# Work instructions:
In the entries, find all lines that hold the word "JSON" and copy them.
**** Input data ****
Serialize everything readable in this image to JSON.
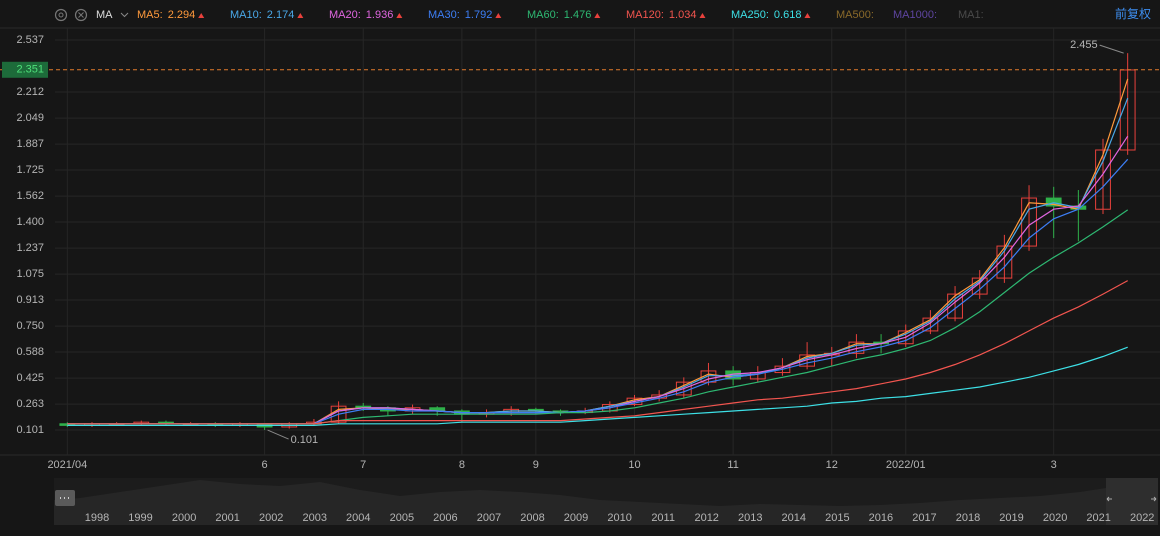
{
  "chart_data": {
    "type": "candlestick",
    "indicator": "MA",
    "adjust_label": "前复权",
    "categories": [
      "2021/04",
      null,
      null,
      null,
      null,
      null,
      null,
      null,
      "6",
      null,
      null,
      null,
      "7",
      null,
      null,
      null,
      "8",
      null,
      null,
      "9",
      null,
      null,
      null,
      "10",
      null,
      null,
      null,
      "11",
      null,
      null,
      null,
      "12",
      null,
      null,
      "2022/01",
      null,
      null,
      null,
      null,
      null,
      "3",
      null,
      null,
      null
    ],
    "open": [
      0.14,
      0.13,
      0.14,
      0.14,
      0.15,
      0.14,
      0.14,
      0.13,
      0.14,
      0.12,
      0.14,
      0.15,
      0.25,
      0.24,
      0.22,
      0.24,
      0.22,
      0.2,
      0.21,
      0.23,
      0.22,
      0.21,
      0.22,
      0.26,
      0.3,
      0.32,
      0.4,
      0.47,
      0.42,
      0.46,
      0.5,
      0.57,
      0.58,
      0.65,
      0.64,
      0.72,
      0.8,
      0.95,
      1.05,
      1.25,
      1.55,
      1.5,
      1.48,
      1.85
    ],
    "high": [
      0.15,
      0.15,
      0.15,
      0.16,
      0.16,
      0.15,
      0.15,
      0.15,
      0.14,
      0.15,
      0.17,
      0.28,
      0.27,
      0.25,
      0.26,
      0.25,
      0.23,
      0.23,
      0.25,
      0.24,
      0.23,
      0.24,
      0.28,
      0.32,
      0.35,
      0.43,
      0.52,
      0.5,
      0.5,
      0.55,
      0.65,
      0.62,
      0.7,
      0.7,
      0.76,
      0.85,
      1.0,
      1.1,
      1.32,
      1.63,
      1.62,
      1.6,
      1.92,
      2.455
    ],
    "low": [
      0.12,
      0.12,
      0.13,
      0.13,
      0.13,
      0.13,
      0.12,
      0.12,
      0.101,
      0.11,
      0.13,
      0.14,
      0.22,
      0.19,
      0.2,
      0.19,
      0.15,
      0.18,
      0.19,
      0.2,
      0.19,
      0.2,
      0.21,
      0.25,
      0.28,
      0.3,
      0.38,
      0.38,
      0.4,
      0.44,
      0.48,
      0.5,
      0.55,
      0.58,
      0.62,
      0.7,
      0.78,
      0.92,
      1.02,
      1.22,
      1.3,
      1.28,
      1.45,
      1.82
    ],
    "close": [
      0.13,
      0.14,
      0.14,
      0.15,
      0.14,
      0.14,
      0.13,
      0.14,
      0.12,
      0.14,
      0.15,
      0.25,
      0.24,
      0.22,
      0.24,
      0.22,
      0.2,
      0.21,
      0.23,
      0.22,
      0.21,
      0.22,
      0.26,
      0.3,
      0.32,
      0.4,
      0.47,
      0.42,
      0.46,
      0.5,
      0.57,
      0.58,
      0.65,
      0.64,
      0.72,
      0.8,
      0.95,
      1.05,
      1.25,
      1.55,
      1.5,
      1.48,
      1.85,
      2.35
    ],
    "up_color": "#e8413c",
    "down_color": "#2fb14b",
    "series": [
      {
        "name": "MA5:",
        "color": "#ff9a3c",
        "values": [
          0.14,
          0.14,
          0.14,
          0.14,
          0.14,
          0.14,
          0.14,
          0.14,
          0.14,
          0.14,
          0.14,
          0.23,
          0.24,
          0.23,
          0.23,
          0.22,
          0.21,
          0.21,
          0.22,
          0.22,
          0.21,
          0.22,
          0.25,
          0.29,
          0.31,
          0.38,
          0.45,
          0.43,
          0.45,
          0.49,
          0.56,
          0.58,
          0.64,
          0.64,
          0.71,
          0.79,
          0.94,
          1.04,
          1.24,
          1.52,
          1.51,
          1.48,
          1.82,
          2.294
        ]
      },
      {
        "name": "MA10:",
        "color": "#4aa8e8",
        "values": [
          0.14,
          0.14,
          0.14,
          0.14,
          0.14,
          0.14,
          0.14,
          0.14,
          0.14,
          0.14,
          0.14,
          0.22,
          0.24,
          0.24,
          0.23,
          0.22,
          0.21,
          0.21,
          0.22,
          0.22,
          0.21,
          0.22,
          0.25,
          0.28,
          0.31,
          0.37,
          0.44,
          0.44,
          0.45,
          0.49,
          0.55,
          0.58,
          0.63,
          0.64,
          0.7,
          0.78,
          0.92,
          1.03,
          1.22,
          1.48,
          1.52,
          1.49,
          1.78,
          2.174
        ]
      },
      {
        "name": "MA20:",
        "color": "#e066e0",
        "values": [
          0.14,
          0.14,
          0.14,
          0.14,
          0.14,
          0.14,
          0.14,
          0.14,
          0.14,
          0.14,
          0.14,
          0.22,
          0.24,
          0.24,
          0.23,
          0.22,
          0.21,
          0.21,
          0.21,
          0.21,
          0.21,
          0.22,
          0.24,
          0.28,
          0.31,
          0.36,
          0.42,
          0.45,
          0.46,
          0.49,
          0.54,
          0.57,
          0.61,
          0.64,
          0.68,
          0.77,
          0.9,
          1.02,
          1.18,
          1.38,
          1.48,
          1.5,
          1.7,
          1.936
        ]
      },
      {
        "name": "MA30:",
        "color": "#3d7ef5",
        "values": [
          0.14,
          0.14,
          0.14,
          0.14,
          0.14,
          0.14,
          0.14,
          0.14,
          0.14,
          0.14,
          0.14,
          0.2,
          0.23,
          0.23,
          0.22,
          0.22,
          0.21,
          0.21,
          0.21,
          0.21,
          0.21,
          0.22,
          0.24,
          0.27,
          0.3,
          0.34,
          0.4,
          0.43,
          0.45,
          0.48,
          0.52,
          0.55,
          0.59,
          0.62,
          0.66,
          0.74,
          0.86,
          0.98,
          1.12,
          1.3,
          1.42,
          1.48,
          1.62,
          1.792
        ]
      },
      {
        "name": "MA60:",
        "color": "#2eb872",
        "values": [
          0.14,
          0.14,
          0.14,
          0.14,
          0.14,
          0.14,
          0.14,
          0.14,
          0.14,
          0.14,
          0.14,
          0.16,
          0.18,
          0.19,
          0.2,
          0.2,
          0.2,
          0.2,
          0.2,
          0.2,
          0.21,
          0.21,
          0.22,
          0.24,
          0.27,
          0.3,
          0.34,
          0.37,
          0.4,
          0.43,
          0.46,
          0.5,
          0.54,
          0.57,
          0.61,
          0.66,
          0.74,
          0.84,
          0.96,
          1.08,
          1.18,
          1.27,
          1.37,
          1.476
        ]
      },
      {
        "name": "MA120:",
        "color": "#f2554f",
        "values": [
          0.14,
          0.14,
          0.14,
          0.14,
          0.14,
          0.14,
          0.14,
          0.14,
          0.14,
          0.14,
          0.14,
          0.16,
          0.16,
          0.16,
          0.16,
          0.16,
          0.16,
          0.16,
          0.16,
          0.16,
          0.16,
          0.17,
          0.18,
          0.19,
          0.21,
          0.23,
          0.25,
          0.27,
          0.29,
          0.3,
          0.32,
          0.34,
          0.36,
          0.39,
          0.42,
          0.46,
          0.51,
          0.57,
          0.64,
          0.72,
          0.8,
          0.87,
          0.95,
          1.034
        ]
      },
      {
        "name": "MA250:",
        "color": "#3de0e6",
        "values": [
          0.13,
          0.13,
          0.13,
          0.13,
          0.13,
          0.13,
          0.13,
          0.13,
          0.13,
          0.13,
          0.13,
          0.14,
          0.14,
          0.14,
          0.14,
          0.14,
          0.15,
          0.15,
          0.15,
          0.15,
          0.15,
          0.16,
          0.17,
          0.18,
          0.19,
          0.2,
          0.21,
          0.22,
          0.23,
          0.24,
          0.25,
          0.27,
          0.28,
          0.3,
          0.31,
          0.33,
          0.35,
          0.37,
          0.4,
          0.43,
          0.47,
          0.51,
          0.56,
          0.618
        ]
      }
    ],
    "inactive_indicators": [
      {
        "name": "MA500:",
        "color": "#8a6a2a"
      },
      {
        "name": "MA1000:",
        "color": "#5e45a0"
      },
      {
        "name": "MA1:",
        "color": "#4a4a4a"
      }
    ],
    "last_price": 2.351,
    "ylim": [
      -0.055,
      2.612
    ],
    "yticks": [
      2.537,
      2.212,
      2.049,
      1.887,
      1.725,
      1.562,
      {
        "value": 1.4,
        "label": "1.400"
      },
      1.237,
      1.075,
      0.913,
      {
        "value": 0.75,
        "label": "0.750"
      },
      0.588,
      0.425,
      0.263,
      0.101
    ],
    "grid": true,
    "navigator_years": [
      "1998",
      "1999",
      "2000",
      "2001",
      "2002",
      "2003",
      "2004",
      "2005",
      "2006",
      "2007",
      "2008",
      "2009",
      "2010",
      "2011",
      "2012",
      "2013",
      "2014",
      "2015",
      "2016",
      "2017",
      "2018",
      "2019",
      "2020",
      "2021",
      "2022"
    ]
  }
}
****
**** Input data ****
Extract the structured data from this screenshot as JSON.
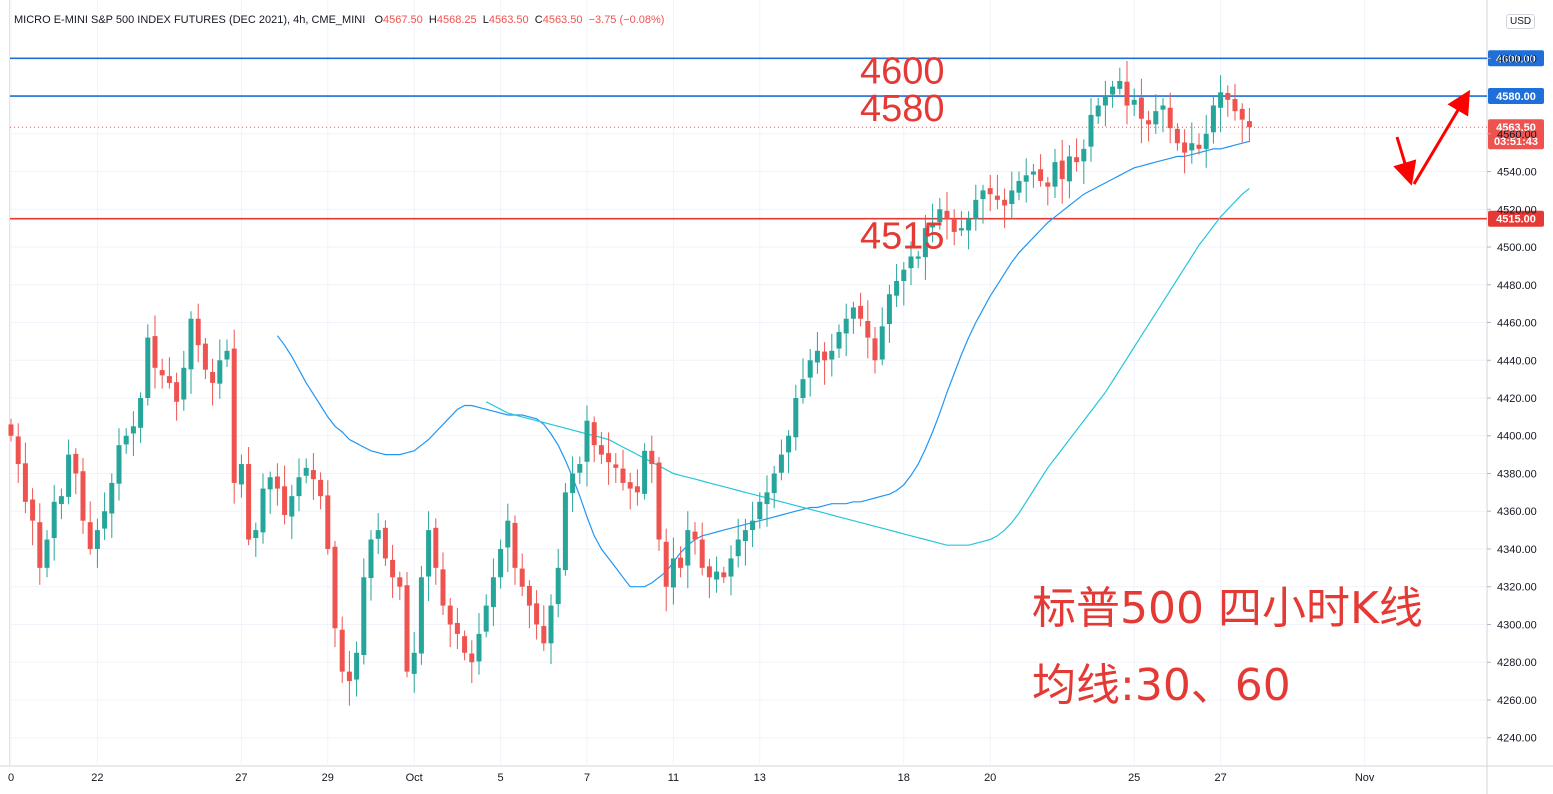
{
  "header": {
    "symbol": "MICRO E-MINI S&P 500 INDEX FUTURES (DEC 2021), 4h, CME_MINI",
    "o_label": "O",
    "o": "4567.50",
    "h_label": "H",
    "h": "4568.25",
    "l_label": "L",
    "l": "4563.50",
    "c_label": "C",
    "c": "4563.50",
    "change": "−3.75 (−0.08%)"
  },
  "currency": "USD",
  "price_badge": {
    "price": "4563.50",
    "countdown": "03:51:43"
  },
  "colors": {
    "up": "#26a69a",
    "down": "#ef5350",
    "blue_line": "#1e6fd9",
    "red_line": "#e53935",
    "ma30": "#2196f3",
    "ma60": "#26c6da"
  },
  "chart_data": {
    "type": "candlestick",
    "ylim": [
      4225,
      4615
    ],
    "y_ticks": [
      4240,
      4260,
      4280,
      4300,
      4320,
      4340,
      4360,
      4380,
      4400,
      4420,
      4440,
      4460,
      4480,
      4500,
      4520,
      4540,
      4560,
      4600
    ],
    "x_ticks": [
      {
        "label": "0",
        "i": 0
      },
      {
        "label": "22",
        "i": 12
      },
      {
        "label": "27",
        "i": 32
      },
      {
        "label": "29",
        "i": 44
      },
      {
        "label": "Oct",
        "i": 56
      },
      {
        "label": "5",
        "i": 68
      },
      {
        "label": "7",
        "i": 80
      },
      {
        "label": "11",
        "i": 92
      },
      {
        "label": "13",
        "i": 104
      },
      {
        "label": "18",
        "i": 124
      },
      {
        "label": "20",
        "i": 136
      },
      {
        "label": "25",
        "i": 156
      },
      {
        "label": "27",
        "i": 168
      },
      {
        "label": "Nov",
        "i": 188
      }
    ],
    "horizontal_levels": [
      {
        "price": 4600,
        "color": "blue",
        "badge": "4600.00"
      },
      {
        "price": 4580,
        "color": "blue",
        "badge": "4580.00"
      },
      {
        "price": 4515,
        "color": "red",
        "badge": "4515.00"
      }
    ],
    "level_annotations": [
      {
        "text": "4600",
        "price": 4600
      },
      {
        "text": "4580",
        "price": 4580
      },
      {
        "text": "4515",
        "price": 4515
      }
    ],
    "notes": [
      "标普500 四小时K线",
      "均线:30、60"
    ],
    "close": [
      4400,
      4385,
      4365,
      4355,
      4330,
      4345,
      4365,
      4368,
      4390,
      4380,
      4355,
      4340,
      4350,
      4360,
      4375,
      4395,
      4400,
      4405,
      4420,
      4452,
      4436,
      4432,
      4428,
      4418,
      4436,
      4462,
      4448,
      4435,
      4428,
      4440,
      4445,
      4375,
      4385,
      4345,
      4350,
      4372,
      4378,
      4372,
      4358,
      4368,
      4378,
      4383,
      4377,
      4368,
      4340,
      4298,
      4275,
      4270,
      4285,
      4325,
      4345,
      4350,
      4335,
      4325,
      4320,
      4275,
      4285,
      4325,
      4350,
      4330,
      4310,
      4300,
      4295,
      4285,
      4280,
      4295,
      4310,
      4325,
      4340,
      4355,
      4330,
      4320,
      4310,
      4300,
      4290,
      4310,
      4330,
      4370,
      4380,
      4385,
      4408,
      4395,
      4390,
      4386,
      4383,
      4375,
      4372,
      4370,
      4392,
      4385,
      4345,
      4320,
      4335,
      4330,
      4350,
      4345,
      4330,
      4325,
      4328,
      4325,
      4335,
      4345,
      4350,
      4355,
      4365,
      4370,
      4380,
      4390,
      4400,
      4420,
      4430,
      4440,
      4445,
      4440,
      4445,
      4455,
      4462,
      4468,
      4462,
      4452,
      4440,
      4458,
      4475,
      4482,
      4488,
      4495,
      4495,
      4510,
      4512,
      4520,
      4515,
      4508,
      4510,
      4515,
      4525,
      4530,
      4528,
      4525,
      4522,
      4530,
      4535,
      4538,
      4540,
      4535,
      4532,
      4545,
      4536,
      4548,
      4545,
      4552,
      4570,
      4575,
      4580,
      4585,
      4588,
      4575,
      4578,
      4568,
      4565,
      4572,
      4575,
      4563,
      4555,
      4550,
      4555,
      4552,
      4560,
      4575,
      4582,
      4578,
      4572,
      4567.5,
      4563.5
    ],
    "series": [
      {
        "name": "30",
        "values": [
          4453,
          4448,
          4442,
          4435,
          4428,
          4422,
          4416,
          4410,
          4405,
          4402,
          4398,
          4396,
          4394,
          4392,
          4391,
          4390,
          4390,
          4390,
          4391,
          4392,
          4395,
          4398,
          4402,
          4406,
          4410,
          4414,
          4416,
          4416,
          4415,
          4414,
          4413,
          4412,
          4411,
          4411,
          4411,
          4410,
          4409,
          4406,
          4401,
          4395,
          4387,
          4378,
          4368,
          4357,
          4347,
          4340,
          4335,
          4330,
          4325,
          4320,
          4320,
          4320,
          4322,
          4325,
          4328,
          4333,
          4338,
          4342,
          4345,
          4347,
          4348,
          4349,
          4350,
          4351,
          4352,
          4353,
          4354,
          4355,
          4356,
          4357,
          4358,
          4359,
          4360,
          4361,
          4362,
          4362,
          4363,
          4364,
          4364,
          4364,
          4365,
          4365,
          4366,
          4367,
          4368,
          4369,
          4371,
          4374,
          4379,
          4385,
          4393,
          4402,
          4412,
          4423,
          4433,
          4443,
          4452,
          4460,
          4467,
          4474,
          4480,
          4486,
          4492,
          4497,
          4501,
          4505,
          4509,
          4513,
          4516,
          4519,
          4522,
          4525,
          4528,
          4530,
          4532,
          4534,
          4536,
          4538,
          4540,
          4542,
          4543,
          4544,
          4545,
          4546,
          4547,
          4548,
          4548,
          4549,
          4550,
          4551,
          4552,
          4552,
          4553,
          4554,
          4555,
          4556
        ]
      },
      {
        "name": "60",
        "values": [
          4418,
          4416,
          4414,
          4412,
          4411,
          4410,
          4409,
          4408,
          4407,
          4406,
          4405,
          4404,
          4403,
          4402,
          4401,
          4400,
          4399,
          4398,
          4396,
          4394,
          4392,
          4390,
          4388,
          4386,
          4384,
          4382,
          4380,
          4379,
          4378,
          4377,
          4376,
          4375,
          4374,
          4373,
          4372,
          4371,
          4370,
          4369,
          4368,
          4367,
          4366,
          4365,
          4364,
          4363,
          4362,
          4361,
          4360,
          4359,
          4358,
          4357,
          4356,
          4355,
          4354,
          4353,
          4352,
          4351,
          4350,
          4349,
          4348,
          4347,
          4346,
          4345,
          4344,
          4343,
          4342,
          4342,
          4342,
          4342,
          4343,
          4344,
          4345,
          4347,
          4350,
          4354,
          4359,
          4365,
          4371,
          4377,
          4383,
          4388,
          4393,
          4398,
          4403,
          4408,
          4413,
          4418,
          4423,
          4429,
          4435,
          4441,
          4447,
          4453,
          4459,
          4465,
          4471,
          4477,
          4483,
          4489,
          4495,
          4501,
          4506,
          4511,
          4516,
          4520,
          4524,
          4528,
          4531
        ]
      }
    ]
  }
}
****
# Written answer:
Serialize everything readable in this image to JSON.
Extract the structured data from this screenshot as JSON.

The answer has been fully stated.